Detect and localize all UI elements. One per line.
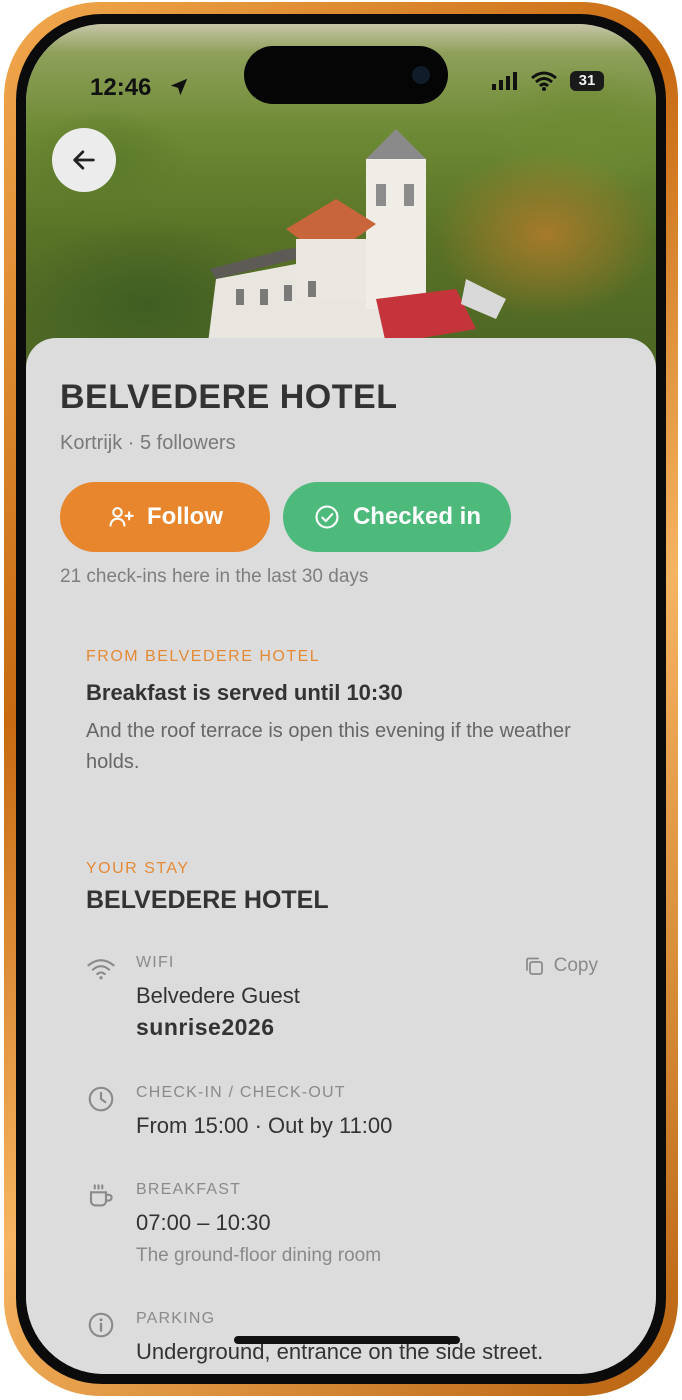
battery-icon: 31 (570, 71, 604, 91)
stay-title: BELVEDERE HOTEL (86, 886, 329, 914)
coffee-cup-icon (89, 1184, 113, 1207)
wifi-details: WIFI Belvedere Guest sunrise2026 (136, 954, 576, 1041)
stay-eyebrow: YOUR STAY (86, 860, 190, 877)
hotel-detail-sheet: BELVEDERE HOTEL Kortrijk · 5 followers F… (26, 338, 656, 1374)
breakfast-label: BREAKFAST (136, 1181, 242, 1198)
follow-button[interactable]: Follow (60, 482, 270, 552)
checked-in-label: Checked in (352, 503, 482, 530)
wifi-network: Belvedere Guest (136, 983, 300, 1008)
front-camera (412, 66, 430, 84)
announcement-eyebrow: FROM BELVEDERE HOTEL (86, 648, 321, 665)
check-in-out-row: CHECK-IN / CHECK-OUT From 15:00 · Out by… (86, 1084, 606, 1164)
parking-label: PARKING (136, 1310, 216, 1327)
user-plus-icon (109, 507, 134, 527)
phone-frame: 12:46 31 BELVEDERE HOTEL Kortrijk · 5 fo… (4, 2, 678, 1396)
wifi-label: WIFI (136, 954, 175, 971)
check-value: From 15:00 · Out by 11:00 (136, 1113, 393, 1138)
wifi-icon (87, 959, 115, 980)
announcement-body: And the roof terrace is open this evenin… (86, 720, 571, 773)
cellular-signal-icon (492, 72, 517, 90)
hotel-announcement: FROM BELVEDERE HOTEL Breakfast is served… (86, 648, 606, 778)
check-label: CHECK-IN / CHECK-OUT (136, 1084, 346, 1101)
copy-label: Copy (553, 955, 598, 976)
checked-in-button[interactable]: Checked in (283, 482, 511, 552)
screen: 12:46 31 BELVEDERE HOTEL Kortrijk · 5 fo… (26, 24, 656, 1374)
your-stay-section: YOUR STAY BELVEDERE HOTEL (86, 860, 606, 915)
hotel-name: BELVEDERE HOTEL (60, 378, 398, 416)
check-in-out-details: CHECK-IN / CHECK-OUT From 15:00 · Out by… (136, 1084, 576, 1142)
status-time: 12:46 (90, 74, 152, 101)
back-button[interactable] (52, 128, 116, 192)
dynamic-island (244, 46, 448, 104)
location-arrow-icon (170, 78, 188, 96)
wifi-row: WIFI Belvedere Guest sunrise2026 Copy (86, 954, 606, 1054)
check-circle-icon (315, 505, 339, 529)
breakfast-location: The ground-floor dining room (136, 1245, 382, 1266)
info-icon (88, 1312, 114, 1338)
status-indicators: 31 (492, 70, 604, 92)
copy-icon (525, 957, 543, 975)
wifi-password[interactable]: sunrise2026 (136, 1014, 576, 1041)
follow-label: Follow (147, 503, 223, 530)
breakfast-details: BREAKFAST 07:00 – 10:30 The ground-floor… (136, 1181, 576, 1267)
announcement-headline: Breakfast is served until 10:30 (86, 680, 403, 705)
hotel-subtitle: Kortrijk · 5 followers (60, 432, 236, 454)
breakfast-row: BREAKFAST 07:00 – 10:30 The ground-floor… (86, 1181, 606, 1291)
wifi-icon (531, 71, 557, 91)
breakfast-hours: 07:00 – 10:30 (136, 1210, 271, 1235)
home-indicator[interactable] (234, 1336, 460, 1344)
checkins-count: 21 check-ins here in the last 30 days (60, 566, 369, 587)
copy-button[interactable]: Copy (522, 954, 598, 978)
phone-bezel: 12:46 31 BELVEDERE HOTEL Kortrijk · 5 fo… (16, 14, 666, 1384)
castle-illustration (206, 129, 506, 359)
clock-icon (88, 1086, 114, 1112)
arrow-left-icon (73, 150, 95, 170)
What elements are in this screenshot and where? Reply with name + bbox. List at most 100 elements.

**Brief**
Retype all the rows above line for line, with no changes, and leave the pictures out.

**Result of the task**
Detect and localize all UI elements. One per line.
battery-icon: 31 (570, 71, 604, 91)
stay-title: BELVEDERE HOTEL (86, 886, 329, 914)
coffee-cup-icon (89, 1184, 113, 1207)
wifi-details: WIFI Belvedere Guest sunrise2026 (136, 954, 576, 1041)
stay-eyebrow: YOUR STAY (86, 860, 190, 877)
hotel-detail-sheet: BELVEDERE HOTEL Kortrijk · 5 followers F… (26, 338, 656, 1374)
breakfast-label: BREAKFAST (136, 1181, 242, 1198)
follow-button[interactable]: Follow (60, 482, 270, 552)
checked-in-label: Checked in (352, 503, 482, 530)
wifi-network: Belvedere Guest (136, 983, 300, 1008)
front-camera (412, 66, 430, 84)
announcement-eyebrow: FROM BELVEDERE HOTEL (86, 648, 321, 665)
check-in-out-row: CHECK-IN / CHECK-OUT From 15:00 · Out by… (86, 1084, 606, 1164)
parking-label: PARKING (136, 1310, 216, 1327)
user-plus-icon (109, 507, 134, 527)
phone-frame: 12:46 31 BELVEDERE HOTEL Kortrijk · 5 fo… (4, 2, 678, 1396)
wifi-label: WIFI (136, 954, 175, 971)
check-value: From 15:00 · Out by 11:00 (136, 1113, 393, 1138)
wifi-icon (87, 959, 115, 980)
announcement-body: And the roof terrace is open this evenin… (86, 720, 571, 773)
cellular-signal-icon (492, 72, 517, 90)
hotel-announcement: FROM BELVEDERE HOTEL Breakfast is served… (86, 648, 606, 778)
check-label: CHECK-IN / CHECK-OUT (136, 1084, 346, 1101)
copy-label: Copy (553, 955, 598, 976)
checked-in-button[interactable]: Checked in (283, 482, 511, 552)
screen: 12:46 31 BELVEDERE HOTEL Kortrijk · 5 fo… (26, 24, 656, 1374)
your-stay-section: YOUR STAY BELVEDERE HOTEL (86, 860, 606, 915)
hotel-name: BELVEDERE HOTEL (60, 378, 398, 416)
check-in-out-details: CHECK-IN / CHECK-OUT From 15:00 · Out by… (136, 1084, 576, 1142)
status-time: 12:46 (90, 74, 152, 101)
back-button[interactable] (52, 128, 116, 192)
dynamic-island (244, 46, 448, 104)
location-arrow-icon (170, 78, 188, 96)
wifi-row: WIFI Belvedere Guest sunrise2026 Copy (86, 954, 606, 1054)
check-circle-icon (315, 505, 339, 529)
breakfast-location: The ground-floor dining room (136, 1245, 382, 1266)
info-icon (88, 1312, 114, 1338)
status-indicators: 31 (492, 70, 604, 92)
copy-icon (525, 957, 543, 975)
wifi-password[interactable]: sunrise2026 (136, 1014, 576, 1041)
follow-label: Follow (147, 503, 223, 530)
breakfast-details: BREAKFAST 07:00 – 10:30 The ground-floor… (136, 1181, 576, 1267)
announcement-headline: Breakfast is served until 10:30 (86, 680, 403, 705)
hotel-subtitle: Kortrijk · 5 followers (60, 432, 236, 454)
breakfast-row: BREAKFAST 07:00 – 10:30 The ground-floor… (86, 1181, 606, 1291)
wifi-icon (531, 71, 557, 91)
breakfast-hours: 07:00 – 10:30 (136, 1210, 271, 1235)
home-indicator[interactable] (234, 1336, 460, 1344)
checkins-count: 21 check-ins here in the last 30 days (60, 566, 369, 587)
copy-button[interactable]: Copy (522, 954, 598, 978)
phone-bezel: 12:46 31 BELVEDERE HOTEL Kortrijk · 5 fo… (16, 14, 666, 1384)
castle-illustration (206, 129, 506, 359)
clock-icon (88, 1086, 114, 1112)
arrow-left-icon (73, 150, 95, 170)
What elements are in this screenshot and where? Reply with name + bbox. List at most 100 elements.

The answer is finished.